EXERCISE PROMPT
An exact copy of all the data is required, with pictures left out.

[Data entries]
+++++

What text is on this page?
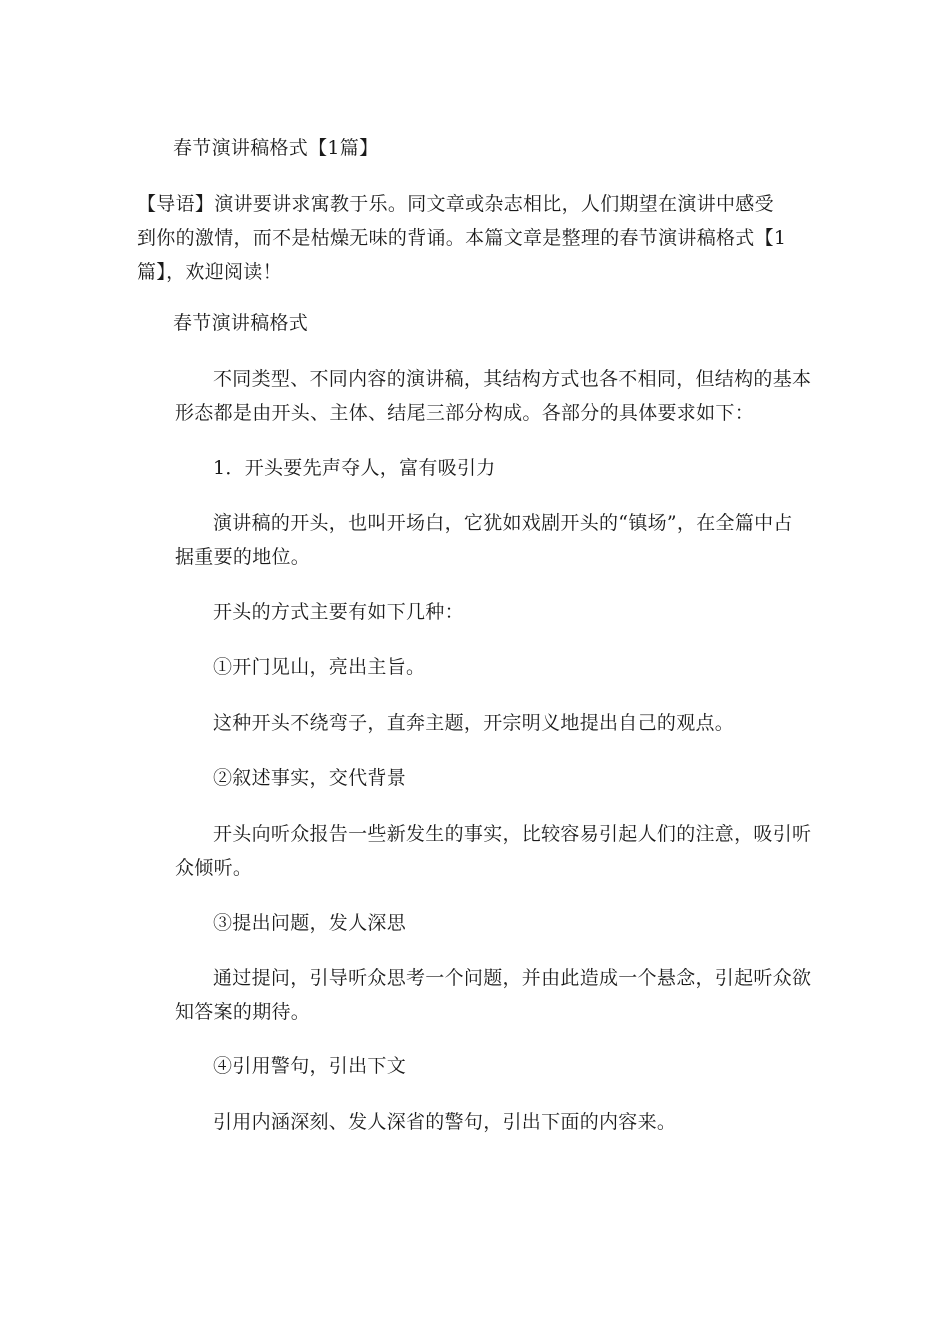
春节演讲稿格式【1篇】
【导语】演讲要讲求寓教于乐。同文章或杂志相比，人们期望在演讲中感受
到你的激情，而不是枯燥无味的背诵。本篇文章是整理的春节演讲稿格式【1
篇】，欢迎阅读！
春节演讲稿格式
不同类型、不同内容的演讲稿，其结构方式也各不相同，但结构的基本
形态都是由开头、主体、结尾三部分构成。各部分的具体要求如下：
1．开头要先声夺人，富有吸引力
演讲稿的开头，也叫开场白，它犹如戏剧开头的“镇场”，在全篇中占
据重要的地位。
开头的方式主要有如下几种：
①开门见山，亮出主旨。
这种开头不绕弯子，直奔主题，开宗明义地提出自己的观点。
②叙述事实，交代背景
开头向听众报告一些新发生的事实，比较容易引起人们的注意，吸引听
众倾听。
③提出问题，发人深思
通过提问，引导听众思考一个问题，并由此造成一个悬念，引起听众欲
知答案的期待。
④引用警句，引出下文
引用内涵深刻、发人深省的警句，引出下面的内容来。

+++++

EXERCISE SOLUTION
What text is on this page?
春节演讲稿格式【1篇】
【导语】演讲要讲求寓教于乐。同文章或杂志相比，人们期望在演讲中感受
到你的激情，而不是枯燥无味的背诵。本篇文章是整理的春节演讲稿格式【1
篇】，欢迎阅读！
春节演讲稿格式
不同类型、不同内容的演讲稿，其结构方式也各不相同，但结构的基本
形态都是由开头、主体、结尾三部分构成。各部分的具体要求如下：
1．开头要先声夺人，富有吸引力
演讲稿的开头，也叫开场白，它犹如戏剧开头的“镇场”，在全篇中占
据重要的地位。
开头的方式主要有如下几种：
①开门见山，亮出主旨。
这种开头不绕弯子，直奔主题，开宗明义地提出自己的观点。
②叙述事实，交代背景
开头向听众报告一些新发生的事实，比较容易引起人们的注意，吸引听
众倾听。
③提出问题，发人深思
通过提问，引导听众思考一个问题，并由此造成一个悬念，引起听众欲
知答案的期待。
④引用警句，引出下文
引用内涵深刻、发人深省的警句，引出下面的内容来。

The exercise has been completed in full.